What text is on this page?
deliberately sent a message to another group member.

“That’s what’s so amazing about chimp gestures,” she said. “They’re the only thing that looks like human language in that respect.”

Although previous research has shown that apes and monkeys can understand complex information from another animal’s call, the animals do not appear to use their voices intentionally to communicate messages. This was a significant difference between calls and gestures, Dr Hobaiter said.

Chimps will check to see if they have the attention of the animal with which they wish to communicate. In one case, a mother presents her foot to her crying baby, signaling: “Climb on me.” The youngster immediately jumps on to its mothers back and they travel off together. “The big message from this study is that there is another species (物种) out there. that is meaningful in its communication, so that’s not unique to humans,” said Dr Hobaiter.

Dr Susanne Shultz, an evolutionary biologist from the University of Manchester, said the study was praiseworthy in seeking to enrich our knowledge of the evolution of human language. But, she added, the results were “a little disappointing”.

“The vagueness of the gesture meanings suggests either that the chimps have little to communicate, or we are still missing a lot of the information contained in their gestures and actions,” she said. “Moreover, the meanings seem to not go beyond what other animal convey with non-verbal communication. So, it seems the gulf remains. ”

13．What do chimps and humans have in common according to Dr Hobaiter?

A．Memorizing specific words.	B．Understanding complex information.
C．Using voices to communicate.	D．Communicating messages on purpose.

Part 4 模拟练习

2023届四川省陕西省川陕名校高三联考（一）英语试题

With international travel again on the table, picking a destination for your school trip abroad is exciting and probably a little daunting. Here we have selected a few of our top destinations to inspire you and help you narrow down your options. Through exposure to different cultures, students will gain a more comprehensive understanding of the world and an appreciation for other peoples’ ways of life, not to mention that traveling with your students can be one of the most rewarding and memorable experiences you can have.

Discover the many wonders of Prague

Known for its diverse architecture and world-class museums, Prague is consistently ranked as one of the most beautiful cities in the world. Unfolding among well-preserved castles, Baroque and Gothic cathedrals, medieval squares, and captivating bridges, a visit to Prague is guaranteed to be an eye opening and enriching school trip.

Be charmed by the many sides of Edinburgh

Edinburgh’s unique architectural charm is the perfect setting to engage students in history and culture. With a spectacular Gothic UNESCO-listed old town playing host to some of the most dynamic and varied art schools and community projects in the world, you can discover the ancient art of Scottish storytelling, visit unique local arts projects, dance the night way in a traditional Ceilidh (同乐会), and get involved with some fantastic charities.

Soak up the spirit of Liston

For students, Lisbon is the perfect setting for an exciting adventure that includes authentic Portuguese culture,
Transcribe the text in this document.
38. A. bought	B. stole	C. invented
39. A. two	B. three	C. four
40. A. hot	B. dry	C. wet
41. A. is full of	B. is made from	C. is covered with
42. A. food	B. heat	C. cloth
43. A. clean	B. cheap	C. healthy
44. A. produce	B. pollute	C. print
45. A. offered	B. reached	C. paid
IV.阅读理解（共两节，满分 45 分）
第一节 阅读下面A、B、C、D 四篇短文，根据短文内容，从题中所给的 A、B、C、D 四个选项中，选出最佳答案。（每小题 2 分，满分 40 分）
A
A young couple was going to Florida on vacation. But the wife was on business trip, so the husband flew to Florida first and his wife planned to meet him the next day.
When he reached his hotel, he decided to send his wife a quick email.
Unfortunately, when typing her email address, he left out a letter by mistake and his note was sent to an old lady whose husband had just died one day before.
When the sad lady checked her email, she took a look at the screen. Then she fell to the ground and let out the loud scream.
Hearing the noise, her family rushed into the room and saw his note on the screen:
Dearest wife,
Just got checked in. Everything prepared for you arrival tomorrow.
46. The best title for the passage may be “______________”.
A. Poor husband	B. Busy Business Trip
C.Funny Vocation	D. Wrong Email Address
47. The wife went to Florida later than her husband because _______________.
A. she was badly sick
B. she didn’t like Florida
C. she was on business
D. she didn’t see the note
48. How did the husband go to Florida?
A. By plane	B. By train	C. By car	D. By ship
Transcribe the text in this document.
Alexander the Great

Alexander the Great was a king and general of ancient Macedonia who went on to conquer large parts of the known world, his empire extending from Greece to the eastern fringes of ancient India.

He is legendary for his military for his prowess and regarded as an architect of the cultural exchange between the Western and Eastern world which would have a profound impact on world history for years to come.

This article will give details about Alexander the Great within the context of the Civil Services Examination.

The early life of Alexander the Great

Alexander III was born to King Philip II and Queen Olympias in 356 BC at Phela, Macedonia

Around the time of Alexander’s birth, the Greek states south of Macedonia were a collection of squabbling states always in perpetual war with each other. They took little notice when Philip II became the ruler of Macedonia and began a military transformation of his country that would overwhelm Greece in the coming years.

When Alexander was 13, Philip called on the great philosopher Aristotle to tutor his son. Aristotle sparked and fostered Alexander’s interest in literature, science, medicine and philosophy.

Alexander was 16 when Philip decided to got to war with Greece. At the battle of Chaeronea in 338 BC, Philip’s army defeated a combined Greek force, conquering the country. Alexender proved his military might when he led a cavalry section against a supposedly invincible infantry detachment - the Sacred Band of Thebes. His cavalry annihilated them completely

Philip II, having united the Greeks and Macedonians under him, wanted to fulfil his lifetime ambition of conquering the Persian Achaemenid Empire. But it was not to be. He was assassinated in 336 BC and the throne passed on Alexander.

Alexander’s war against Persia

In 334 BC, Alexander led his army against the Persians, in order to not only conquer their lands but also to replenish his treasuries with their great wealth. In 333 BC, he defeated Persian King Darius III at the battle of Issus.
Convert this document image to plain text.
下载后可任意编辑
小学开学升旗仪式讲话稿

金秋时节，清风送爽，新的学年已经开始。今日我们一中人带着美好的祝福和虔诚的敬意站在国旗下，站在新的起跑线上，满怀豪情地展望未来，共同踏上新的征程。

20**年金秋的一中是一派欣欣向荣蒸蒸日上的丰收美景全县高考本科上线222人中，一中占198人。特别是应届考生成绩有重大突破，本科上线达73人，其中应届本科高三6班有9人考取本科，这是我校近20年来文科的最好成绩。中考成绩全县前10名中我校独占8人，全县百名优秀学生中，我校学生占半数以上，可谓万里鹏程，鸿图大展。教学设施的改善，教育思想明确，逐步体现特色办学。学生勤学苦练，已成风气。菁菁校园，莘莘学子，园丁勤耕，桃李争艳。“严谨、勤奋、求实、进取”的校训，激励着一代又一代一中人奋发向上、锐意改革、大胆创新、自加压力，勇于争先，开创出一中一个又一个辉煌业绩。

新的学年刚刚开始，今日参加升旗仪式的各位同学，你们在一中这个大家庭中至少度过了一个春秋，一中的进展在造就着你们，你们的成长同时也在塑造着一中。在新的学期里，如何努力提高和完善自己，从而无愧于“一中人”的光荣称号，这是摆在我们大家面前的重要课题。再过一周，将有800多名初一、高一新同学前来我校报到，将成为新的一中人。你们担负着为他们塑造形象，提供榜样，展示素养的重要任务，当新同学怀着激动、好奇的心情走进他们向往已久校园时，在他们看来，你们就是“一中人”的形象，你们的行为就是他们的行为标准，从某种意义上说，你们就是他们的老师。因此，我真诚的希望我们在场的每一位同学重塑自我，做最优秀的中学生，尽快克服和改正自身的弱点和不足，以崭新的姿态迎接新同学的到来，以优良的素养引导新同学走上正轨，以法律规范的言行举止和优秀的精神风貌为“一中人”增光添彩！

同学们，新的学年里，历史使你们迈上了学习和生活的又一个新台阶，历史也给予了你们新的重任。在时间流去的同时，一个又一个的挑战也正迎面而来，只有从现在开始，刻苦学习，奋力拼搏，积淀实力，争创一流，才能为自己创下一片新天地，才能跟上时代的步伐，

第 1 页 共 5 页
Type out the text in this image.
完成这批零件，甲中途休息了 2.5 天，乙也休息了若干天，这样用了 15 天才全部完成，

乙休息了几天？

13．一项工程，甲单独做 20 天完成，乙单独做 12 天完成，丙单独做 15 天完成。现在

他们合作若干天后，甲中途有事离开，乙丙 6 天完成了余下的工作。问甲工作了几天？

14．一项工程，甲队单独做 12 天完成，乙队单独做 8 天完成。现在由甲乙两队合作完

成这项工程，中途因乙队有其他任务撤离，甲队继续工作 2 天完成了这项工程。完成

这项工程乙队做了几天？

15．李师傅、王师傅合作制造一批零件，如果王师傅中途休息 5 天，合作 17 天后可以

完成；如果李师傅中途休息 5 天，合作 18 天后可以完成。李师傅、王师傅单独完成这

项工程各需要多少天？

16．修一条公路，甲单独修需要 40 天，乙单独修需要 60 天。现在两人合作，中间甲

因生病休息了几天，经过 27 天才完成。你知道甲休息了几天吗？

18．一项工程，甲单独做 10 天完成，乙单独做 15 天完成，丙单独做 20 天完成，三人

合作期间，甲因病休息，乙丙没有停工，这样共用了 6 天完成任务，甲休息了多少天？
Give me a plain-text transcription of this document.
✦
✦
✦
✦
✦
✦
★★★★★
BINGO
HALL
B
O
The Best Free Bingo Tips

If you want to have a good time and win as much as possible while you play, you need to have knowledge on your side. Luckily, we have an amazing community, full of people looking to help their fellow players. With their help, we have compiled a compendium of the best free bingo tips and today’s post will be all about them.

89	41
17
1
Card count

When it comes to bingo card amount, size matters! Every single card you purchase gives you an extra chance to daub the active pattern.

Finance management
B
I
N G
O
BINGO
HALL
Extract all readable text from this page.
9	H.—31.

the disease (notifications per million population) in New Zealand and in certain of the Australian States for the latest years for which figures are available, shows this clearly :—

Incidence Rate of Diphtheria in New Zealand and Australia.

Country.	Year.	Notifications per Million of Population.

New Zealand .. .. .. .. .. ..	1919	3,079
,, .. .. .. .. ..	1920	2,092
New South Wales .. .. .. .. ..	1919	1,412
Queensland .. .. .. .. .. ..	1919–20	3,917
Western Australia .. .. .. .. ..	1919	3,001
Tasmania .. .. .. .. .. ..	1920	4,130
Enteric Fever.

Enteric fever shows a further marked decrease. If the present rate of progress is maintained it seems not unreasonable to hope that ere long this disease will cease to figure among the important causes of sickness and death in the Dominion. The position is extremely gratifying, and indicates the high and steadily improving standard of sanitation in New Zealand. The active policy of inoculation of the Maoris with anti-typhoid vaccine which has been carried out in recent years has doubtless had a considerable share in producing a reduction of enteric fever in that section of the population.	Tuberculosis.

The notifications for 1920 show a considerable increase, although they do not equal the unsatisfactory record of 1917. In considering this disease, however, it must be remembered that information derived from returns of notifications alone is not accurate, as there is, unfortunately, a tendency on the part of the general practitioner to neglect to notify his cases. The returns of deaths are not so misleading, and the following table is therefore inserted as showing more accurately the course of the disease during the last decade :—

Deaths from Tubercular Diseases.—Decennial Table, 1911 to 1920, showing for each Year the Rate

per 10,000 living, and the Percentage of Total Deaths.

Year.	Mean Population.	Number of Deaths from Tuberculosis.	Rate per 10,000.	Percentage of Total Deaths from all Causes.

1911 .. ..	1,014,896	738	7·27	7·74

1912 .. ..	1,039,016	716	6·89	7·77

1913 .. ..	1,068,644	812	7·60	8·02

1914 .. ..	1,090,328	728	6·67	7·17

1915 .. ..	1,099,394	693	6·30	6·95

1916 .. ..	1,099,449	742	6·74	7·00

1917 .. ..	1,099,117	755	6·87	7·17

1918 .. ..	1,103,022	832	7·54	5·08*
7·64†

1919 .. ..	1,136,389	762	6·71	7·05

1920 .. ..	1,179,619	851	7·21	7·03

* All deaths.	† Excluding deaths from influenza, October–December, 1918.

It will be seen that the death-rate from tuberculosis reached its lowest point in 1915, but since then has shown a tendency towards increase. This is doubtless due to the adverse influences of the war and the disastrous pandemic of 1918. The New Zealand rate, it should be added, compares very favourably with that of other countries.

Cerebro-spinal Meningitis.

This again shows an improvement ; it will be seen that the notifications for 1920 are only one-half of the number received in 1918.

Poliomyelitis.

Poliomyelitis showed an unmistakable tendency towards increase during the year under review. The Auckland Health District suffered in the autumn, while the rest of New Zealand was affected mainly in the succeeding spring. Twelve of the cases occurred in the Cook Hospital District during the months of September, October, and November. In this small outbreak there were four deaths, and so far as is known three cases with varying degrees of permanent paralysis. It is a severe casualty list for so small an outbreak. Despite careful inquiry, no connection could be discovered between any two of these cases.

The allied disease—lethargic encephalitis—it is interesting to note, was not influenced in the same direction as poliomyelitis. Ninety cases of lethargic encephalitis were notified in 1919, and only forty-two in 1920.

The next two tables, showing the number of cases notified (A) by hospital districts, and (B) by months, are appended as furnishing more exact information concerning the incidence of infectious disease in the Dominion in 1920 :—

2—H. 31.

************

- [TASK OBJECTIVE]: Show each line holding the word "乙单独做".

- [OUTPUT BELOW]:
13．一项工程，甲单独做 20 天完成，乙单独做 12 天完成，丙单独做 15 天完成。现在
18．一项工程，甲单独做 10 天完成，乙单独做 15 天完成，丙单独做 20 天完成，三人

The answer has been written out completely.